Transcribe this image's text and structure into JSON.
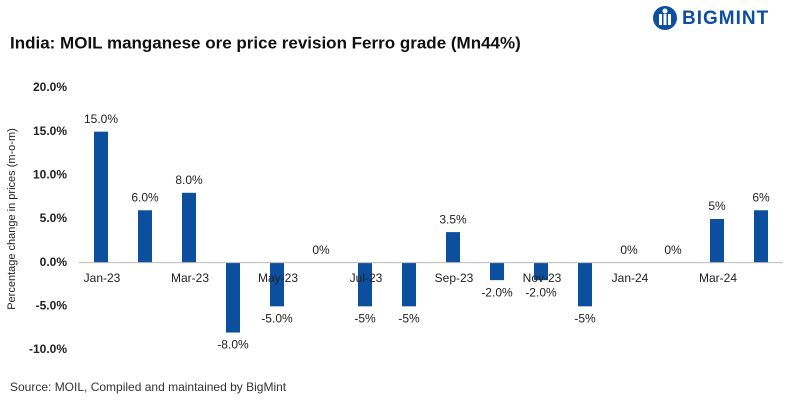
{
  "brand": "BIGMINT",
  "chart_data": {
    "type": "bar",
    "title": "India: MOIL manganese ore price revision Ferro grade (Mn44%)",
    "y_label": "Percentage change in prices (m-o-m)",
    "source": "Source: MOIL, Compiled and maintained by BigMint",
    "categories": [
      "Jan-23",
      null,
      "Mar-23",
      null,
      "May-23",
      null,
      "Jul-23",
      null,
      "Sep-23",
      null,
      "Nov-23",
      null,
      "Jan-24",
      null,
      "Mar-24",
      null
    ],
    "values": [
      15,
      6,
      8,
      -8,
      -5,
      0,
      -5,
      -5,
      3.5,
      -2,
      -2,
      -5,
      0,
      0,
      5,
      6
    ],
    "value_labels": [
      "15.0%",
      "6.0%",
      "8.0%",
      "-8.0%",
      "-5.0%",
      "0%",
      "-5%",
      "-5%",
      "3.5%",
      "-2.0%",
      "-2.0%",
      "-5%",
      "0%",
      "0%",
      "5%",
      "6%"
    ],
    "color": "#0d4f9f",
    "ylim": [
      -10,
      20
    ],
    "yticks": [
      {
        "value": -10,
        "label": "-10.0%"
      },
      {
        "value": -5,
        "label": "-5.0%"
      },
      {
        "value": 0,
        "label": "0.0%"
      },
      {
        "value": 5,
        "label": "5.0%"
      },
      {
        "value": 10,
        "label": "10.0%"
      },
      {
        "value": 15,
        "label": "15.0%"
      },
      {
        "value": 20,
        "label": "20.0%"
      }
    ],
    "grid": false
  }
}
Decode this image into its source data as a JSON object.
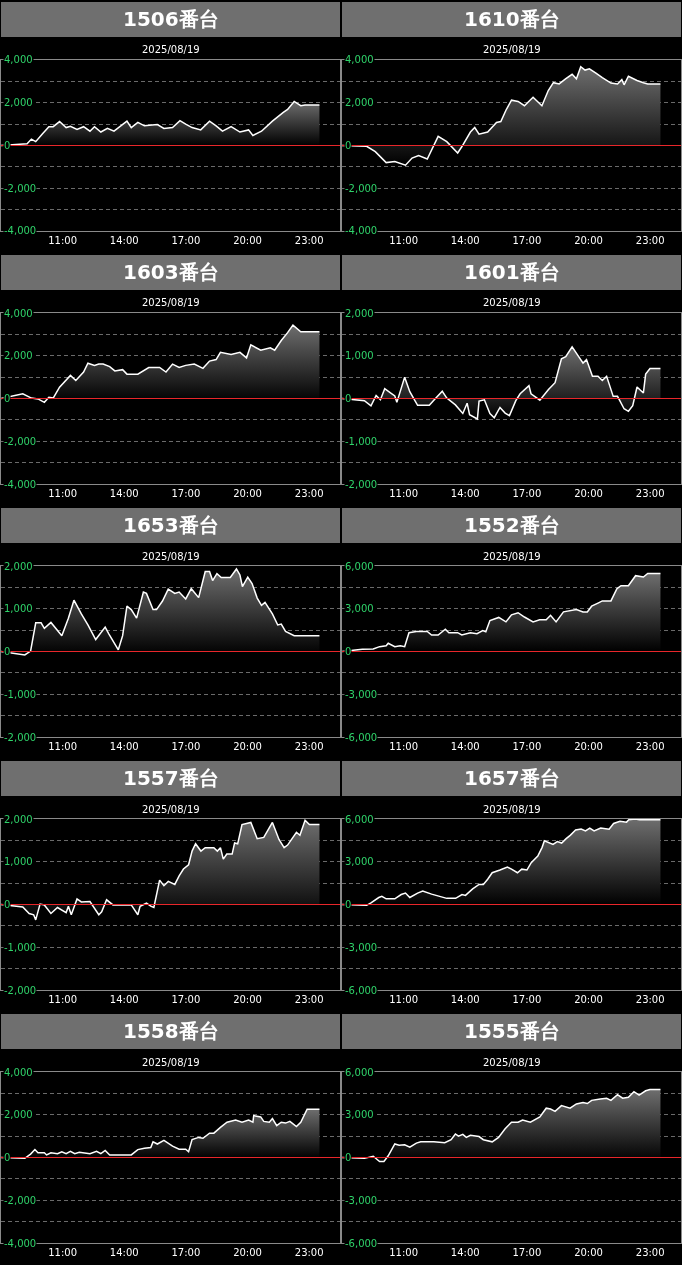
● ● ● ● ●
WHAT YOU ARE ASKED TO DO
Reproduce the material above in full and without alteration, but skip all pictures.

ANSWER FOR THE TASK
Transcribe this image's text and structure into JSON.
{
  "brand": "BIGMINT",
  "chart_data": {
    "type": "bar",
    "title": "India: MOIL manganese ore price revision Ferro grade (Mn44%)",
    "y_label": "Percentage change in prices (m-o-m)",
    "source": "Source: MOIL, Compiled and maintained by BigMint",
    "categories": [
      "Jan-23",
      null,
      "Mar-23",
      null,
      "May-23",
      null,
      "Jul-23",
      null,
      "Sep-23",
      null,
      "Nov-23",
      null,
      "Jan-24",
      null,
      "Mar-24",
      null
    ],
    "values": [
      15,
      6,
      8,
      -8,
      -5,
      0,
      -5,
      -5,
      3.5,
      -2,
      -2,
      -5,
      0,
      0,
      5,
      6
    ],
    "value_labels": [
      "15.0%",
      "6.0%",
      "8.0%",
      "-8.0%",
      "-5.0%",
      "0%",
      "-5%",
      "-5%",
      "3.5%",
      "-2.0%",
      "-2.0%",
      "-5%",
      "0%",
      "0%",
      "5%",
      "6%"
    ],
    "color": "#0d4f9f",
    "ylim": [
      -10,
      20
    ],
    "yticks": [
      {
        "value": -10,
        "label": "-10.0%"
      },
      {
        "value": -5,
        "label": "-5.0%"
      },
      {
        "value": 0,
        "label": "0.0%"
      },
      {
        "value": 5,
        "label": "5.0%"
      },
      {
        "value": 10,
        "label": "10.0%"
      },
      {
        "value": 15,
        "label": "15.0%"
      },
      {
        "value": 20,
        "label": "20.0%"
      }
    ],
    "grid": false
  }
}
Decode this image into its source data as a JSON object.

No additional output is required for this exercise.